[Extracts from a graphics dataset]
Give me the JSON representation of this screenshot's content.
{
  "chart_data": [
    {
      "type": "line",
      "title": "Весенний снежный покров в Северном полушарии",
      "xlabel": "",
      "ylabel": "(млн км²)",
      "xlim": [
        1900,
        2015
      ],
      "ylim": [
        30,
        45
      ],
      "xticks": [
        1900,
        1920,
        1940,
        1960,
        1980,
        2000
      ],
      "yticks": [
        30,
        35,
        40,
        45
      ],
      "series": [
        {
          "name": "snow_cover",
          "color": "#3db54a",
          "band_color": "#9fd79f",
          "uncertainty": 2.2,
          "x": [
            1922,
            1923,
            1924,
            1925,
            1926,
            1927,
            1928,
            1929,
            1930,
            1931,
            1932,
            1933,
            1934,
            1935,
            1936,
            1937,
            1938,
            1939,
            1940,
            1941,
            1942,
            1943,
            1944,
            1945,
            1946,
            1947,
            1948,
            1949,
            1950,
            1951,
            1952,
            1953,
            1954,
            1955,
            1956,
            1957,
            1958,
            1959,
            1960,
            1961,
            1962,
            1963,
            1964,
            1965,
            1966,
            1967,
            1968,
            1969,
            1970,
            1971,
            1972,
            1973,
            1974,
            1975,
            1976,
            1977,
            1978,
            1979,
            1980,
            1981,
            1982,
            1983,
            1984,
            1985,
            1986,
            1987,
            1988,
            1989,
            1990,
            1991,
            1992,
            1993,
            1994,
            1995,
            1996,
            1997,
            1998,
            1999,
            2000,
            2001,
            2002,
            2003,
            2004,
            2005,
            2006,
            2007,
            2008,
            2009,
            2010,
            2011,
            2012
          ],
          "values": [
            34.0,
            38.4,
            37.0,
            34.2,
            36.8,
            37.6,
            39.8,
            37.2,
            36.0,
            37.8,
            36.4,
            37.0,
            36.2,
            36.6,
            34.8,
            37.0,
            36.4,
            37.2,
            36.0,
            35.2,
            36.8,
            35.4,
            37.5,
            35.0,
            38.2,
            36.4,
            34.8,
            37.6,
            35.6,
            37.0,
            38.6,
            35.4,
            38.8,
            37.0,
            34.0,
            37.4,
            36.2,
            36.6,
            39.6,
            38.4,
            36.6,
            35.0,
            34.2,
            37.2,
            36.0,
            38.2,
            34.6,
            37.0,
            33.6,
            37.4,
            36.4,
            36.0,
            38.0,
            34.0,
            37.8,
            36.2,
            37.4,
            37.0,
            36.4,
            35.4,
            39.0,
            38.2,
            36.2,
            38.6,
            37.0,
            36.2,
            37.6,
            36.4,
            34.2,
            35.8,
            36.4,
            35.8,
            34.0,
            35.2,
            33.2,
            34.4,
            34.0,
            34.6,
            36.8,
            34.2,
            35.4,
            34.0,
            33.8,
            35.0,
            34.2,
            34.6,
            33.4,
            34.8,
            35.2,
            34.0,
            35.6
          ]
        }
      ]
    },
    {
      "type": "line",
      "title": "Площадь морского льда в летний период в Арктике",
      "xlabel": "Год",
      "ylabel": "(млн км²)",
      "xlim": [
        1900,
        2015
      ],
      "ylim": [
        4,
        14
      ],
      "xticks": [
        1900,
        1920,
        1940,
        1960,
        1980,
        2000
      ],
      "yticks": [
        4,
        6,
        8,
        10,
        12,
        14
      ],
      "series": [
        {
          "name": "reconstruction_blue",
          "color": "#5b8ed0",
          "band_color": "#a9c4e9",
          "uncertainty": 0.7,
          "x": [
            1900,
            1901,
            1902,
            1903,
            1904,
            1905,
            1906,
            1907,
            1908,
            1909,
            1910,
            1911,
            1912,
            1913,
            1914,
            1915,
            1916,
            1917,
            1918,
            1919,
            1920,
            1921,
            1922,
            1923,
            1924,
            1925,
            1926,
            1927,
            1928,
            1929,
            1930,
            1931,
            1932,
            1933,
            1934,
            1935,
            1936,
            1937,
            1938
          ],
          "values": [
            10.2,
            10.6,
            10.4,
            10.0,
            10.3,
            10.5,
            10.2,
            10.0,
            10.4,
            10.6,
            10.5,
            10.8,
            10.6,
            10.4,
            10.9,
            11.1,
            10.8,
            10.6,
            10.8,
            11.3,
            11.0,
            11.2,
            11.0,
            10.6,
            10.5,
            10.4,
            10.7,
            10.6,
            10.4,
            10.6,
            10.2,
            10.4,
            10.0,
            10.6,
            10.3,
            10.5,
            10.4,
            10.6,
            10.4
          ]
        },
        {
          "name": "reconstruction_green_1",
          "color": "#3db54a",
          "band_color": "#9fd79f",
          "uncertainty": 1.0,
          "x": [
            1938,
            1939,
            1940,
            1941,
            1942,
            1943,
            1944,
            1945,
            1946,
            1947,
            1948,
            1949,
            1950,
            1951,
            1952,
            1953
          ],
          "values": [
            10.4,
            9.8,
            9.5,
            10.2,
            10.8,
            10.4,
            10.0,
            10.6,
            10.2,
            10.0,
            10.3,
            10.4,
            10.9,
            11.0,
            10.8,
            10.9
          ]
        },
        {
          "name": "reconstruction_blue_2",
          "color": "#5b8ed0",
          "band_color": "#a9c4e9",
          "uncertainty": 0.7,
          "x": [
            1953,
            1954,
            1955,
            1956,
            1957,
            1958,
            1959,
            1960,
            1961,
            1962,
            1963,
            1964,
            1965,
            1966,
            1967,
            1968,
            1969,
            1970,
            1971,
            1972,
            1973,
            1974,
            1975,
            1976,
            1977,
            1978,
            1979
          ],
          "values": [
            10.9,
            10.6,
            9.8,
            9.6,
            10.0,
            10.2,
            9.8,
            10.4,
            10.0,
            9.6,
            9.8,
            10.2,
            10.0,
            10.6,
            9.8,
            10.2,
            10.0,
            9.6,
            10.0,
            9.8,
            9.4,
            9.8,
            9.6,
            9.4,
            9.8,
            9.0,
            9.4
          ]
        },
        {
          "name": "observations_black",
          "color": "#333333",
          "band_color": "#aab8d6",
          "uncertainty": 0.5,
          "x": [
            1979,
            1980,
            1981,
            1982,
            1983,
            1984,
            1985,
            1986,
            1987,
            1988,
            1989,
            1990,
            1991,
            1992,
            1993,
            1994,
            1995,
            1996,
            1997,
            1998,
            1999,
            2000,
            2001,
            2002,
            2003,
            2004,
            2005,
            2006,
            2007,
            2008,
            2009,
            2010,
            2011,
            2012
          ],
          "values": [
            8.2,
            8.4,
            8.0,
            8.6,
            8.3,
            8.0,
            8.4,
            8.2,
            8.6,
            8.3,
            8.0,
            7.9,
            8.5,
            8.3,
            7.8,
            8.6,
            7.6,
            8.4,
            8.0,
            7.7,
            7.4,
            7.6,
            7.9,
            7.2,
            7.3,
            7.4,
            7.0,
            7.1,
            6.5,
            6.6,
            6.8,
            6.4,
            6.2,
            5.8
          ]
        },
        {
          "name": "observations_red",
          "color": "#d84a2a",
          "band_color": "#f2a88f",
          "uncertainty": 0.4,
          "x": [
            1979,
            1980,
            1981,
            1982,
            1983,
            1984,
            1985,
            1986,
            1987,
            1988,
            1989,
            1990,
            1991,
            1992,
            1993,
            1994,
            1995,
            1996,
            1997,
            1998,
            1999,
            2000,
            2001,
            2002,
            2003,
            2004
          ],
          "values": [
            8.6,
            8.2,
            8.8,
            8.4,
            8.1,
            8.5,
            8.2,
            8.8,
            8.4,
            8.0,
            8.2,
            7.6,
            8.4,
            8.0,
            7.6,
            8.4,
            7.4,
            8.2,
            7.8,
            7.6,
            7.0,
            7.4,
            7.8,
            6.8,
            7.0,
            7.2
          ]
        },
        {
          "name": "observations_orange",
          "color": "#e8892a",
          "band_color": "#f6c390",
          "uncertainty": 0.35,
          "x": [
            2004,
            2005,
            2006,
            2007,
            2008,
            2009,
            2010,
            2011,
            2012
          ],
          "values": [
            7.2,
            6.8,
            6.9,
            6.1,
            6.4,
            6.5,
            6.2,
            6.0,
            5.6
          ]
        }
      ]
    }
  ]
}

[TASK STATEMENT]
Identify lines with the string "name". Copy each one.

[OUTPUT BELOW]
          "name": "snow_cover",
          "name": "reconstruction_blue",
          "name": "reconstruction_green_1",
          "name": "reconstruction_blue_2",
          "name": "observations_black",
          "name": "observations_red",
          "name": "observations_orange",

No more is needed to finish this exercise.